§ Dataset

[start]

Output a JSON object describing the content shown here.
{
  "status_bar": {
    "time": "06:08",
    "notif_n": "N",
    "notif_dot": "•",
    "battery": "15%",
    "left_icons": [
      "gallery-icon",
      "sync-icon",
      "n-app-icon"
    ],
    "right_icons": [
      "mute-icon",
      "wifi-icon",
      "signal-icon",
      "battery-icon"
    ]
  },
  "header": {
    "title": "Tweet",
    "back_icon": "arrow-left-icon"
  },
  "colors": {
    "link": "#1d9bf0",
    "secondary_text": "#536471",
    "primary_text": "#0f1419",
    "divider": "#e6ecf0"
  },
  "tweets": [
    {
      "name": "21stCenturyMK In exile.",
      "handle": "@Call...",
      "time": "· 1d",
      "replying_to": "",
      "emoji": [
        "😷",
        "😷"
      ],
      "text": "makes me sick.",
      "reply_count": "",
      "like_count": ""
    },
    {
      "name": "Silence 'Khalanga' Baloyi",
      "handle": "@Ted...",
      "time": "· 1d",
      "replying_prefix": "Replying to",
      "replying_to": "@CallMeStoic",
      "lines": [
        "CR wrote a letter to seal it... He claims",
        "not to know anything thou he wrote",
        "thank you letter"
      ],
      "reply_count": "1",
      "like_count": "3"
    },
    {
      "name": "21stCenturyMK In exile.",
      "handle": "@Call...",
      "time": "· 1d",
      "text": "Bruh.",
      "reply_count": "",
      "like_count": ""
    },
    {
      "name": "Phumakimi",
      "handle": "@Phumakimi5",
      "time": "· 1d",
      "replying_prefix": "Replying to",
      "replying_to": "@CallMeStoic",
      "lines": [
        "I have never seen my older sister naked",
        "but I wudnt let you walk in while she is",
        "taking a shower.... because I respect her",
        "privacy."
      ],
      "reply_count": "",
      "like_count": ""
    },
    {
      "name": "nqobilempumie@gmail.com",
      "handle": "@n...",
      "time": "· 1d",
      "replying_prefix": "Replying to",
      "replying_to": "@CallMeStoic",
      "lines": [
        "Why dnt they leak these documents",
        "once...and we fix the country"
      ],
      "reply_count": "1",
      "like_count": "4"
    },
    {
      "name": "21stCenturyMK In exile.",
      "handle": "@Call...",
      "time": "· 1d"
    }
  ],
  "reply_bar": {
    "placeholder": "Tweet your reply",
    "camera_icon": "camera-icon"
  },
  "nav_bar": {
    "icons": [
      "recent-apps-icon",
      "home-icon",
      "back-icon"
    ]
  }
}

[end]

§ Goal
Each line above is to be repeated exactly.

§ Finished task
Output a JSON object describing the content shown here.
{
  "status_bar": {
    "time": "06:08",
    "notif_n": "N",
    "notif_dot": "•",
    "battery": "15%",
    "left_icons": [
      "gallery-icon",
      "sync-icon",
      "n-app-icon"
    ],
    "right_icons": [
      "mute-icon",
      "wifi-icon",
      "signal-icon",
      "battery-icon"
    ]
  },
  "header": {
    "title": "Tweet",
    "back_icon": "arrow-left-icon"
  },
  "colors": {
    "link": "#1d9bf0",
    "secondary_text": "#536471",
    "primary_text": "#0f1419",
    "divider": "#e6ecf0"
  },
  "tweets": [
    {
      "name": "21stCenturyMK In exile.",
      "handle": "@Call...",
      "time": "· 1d",
      "replying_to": "",
      "emoji": [
        "😷",
        "😷"
      ],
      "text": "makes me sick.",
      "reply_count": "",
      "like_count": ""
    },
    {
      "name": "Silence 'Khalanga' Baloyi",
      "handle": "@Ted...",
      "time": "· 1d",
      "replying_prefix": "Replying to",
      "replying_to": "@CallMeStoic",
      "lines": [
        "CR wrote a letter to seal it... He claims",
        "not to know anything thou he wrote",
        "thank you letter"
      ],
      "reply_count": "1",
      "like_count": "3"
    },
    {
      "name": "21stCenturyMK In exile.",
      "handle": "@Call...",
      "time": "· 1d",
      "text": "Bruh.",
      "reply_count": "",
      "like_count": ""
    },
    {
      "name": "Phumakimi",
      "handle": "@Phumakimi5",
      "time": "· 1d",
      "replying_prefix": "Replying to",
      "replying_to": "@CallMeStoic",
      "lines": [
        "I have never seen my older sister naked",
        "but I wudnt let you walk in while she is",
        "taking a shower.... because I respect her",
        "privacy."
      ],
      "reply_count": "",
      "like_count": ""
    },
    {
      "name": "nqobilempumie@gmail.com",
      "handle": "@n...",
      "time": "· 1d",
      "replying_prefix": "Replying to",
      "replying_to": "@CallMeStoic",
      "lines": [
        "Why dnt they leak these documents",
        "once...and we fix the country"
      ],
      "reply_count": "1",
      "like_count": "4"
    },
    {
      "name": "21stCenturyMK In exile.",
      "handle": "@Call...",
      "time": "· 1d"
    }
  ],
  "reply_bar": {
    "placeholder": "Tweet your reply",
    "camera_icon": "camera-icon"
  },
  "nav_bar": {
    "icons": [
      "recent-apps-icon",
      "home-icon",
      "back-icon"
    ]
  }
}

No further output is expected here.